[Aim] Output the full listing below exactly, without the pictures.
* Start Dataset *
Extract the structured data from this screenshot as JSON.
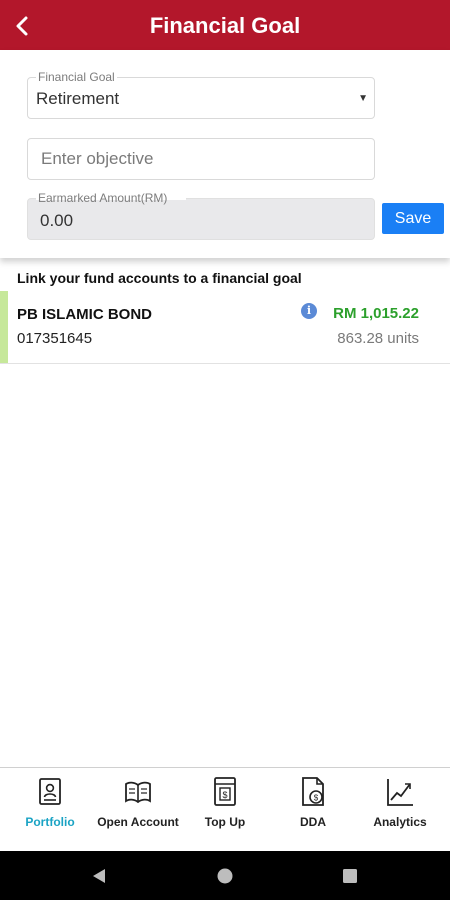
{
  "header": {
    "title": "Financial Goal"
  },
  "form": {
    "goal_label": "Financial Goal",
    "goal_value": "Retirement",
    "objective_placeholder": "Enter objective",
    "amount_label": "Earmarked Amount(RM)",
    "amount_value": "0.00",
    "save_label": "Save"
  },
  "fund_section": {
    "title": "Link your fund accounts to a financial goal",
    "funds": [
      {
        "name": "PB ISLAMIC BOND",
        "account": "017351645",
        "amount": "RM 1,015.22",
        "units": "863.28 units"
      }
    ]
  },
  "bottom_nav": {
    "items": [
      {
        "label": "Portfolio",
        "icon": "portfolio-icon",
        "active": true
      },
      {
        "label": "Open Account",
        "icon": "open-book-icon",
        "active": false
      },
      {
        "label": "Top Up",
        "icon": "calculator-icon",
        "active": false
      },
      {
        "label": "DDA",
        "icon": "dda-document-icon",
        "active": false
      },
      {
        "label": "Analytics",
        "icon": "analytics-chart-icon",
        "active": false
      }
    ]
  },
  "colors": {
    "header": "#b3172b",
    "save_button": "#1a7ff5",
    "amount_green": "#2ca02c",
    "active_nav": "#1aa3c4",
    "fund_accent": "#c6e89a"
  }
}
* End Dataset *
[Solution for this problem]
Extract the structured data from this screenshot as JSON.
{
  "header": {
    "title": "Financial Goal"
  },
  "form": {
    "goal_label": "Financial Goal",
    "goal_value": "Retirement",
    "objective_placeholder": "Enter objective",
    "amount_label": "Earmarked Amount(RM)",
    "amount_value": "0.00",
    "save_label": "Save"
  },
  "fund_section": {
    "title": "Link your fund accounts to a financial goal",
    "funds": [
      {
        "name": "PB ISLAMIC BOND",
        "account": "017351645",
        "amount": "RM 1,015.22",
        "units": "863.28 units"
      }
    ]
  },
  "bottom_nav": {
    "items": [
      {
        "label": "Portfolio",
        "icon": "portfolio-icon",
        "active": true
      },
      {
        "label": "Open Account",
        "icon": "open-book-icon",
        "active": false
      },
      {
        "label": "Top Up",
        "icon": "calculator-icon",
        "active": false
      },
      {
        "label": "DDA",
        "icon": "dda-document-icon",
        "active": false
      },
      {
        "label": "Analytics",
        "icon": "analytics-chart-icon",
        "active": false
      }
    ]
  },
  "colors": {
    "header": "#b3172b",
    "save_button": "#1a7ff5",
    "amount_green": "#2ca02c",
    "active_nav": "#1aa3c4",
    "fund_accent": "#c6e89a"
  }
}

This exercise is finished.